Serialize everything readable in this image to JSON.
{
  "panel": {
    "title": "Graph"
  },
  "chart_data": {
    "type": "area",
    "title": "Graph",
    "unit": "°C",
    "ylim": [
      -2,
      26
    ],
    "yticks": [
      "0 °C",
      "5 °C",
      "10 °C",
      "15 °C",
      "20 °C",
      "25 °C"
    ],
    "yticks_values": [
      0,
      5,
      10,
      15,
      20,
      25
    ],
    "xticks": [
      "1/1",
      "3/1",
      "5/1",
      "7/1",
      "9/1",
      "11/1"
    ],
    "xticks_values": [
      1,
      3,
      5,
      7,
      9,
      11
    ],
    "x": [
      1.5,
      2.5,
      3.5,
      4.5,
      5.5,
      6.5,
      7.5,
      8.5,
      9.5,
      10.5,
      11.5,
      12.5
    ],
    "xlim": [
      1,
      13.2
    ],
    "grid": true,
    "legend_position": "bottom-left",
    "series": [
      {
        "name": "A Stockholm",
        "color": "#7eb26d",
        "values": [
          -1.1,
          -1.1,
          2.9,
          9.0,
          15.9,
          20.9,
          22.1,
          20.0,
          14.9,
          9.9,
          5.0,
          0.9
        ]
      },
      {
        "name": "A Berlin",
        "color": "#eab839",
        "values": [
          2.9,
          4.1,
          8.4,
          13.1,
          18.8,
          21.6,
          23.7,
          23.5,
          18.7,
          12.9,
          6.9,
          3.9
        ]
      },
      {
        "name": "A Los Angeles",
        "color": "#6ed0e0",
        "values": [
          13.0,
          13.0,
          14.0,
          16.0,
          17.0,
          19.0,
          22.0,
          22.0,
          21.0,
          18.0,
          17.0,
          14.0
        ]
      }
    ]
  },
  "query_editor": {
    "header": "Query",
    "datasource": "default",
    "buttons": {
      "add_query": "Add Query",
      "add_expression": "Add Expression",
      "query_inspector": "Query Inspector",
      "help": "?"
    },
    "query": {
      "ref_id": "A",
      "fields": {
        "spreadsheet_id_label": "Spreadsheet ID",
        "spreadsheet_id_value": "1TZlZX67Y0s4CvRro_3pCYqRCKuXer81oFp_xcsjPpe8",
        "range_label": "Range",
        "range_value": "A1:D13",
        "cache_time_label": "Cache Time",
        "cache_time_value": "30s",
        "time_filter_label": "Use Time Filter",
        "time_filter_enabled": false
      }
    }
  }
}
-*-*-
**WHAT IS ASKED**
Across all the entries, count the lines that contain the word "color" and give the number by itself.

**CORRECT RESPONSE**
3